> _WHAT YOU WILL DO_
Using the listing below, extract each line that has the word "title" in it.

══ RECORDS FOR THE TASK

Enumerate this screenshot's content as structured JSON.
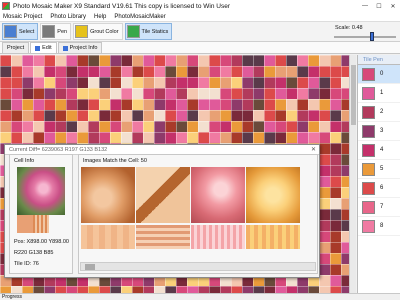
{
  "window": {
    "title": "Photo Mosaic Maker X9 Standard V19.61   This copy is licensed to Win User"
  },
  "menu": [
    "Mosaic Project",
    "Photo Library",
    "Help",
    "PhotoMosaicMaker"
  ],
  "toolbar": {
    "buttons": [
      {
        "label": "Select",
        "active": true,
        "color": "#4a7fd1"
      },
      {
        "label": "Pen",
        "active": false,
        "color": "#7a7a7a"
      },
      {
        "label": "Grout Color",
        "active": false,
        "color": "#e6c21b"
      },
      {
        "label": "Tile Statics",
        "active": true,
        "color": "#3aa84a"
      }
    ],
    "scale_label": "Scale: 0.48"
  },
  "tabs": [
    "Project",
    "Edit",
    "Project Info"
  ],
  "tile_pen": {
    "header": "Tile Pen",
    "items": [
      {
        "label": "0",
        "color": "#d7487a"
      },
      {
        "label": "1",
        "color": "#e05a9a"
      },
      {
        "label": "2",
        "color": "#b23a5c"
      },
      {
        "label": "3",
        "color": "#8e3a6a"
      },
      {
        "label": "4",
        "color": "#c4306a"
      },
      {
        "label": "5",
        "color": "#ea9a3a"
      },
      {
        "label": "6",
        "color": "#dc4a4a"
      },
      {
        "label": "7",
        "color": "#e8668a"
      },
      {
        "label": "8",
        "color": "#f07aa2"
      }
    ]
  },
  "dialog": {
    "title": "Current Diff= 6239063 R197 G133 B132",
    "cell_info": {
      "title": "Cell Info",
      "pos": "Pos: X898.00 Y898.00",
      "rgb": "R220 G138 B85",
      "tile_id": "Tile ID: 76",
      "swatch_colors": [
        "#e8a074",
        "#dd8a55"
      ]
    },
    "matches": {
      "title": "Images Match the Cell: 50",
      "images": [
        {
          "color_a": "#f3c7a0",
          "color_b": "#d4804a"
        },
        {
          "color_a": "#f1c69a",
          "color_b": "#b5652e"
        },
        {
          "color_a": "#f7aab0",
          "color_b": "#d86a74"
        },
        {
          "color_a": "#fbd07a",
          "color_b": "#e59a3a"
        }
      ]
    }
  },
  "status": "Progress"
}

════

> _CORRECT OUTPUT_
    "title": "Photo Mosaic Maker X9 Standard V19.61   This copy is licensed to Win User"
    "title": "Current Diff= 6239063 R197 G133 B132",
      "title": "Cell Info",
      "title": "Images Match the Cell: 50",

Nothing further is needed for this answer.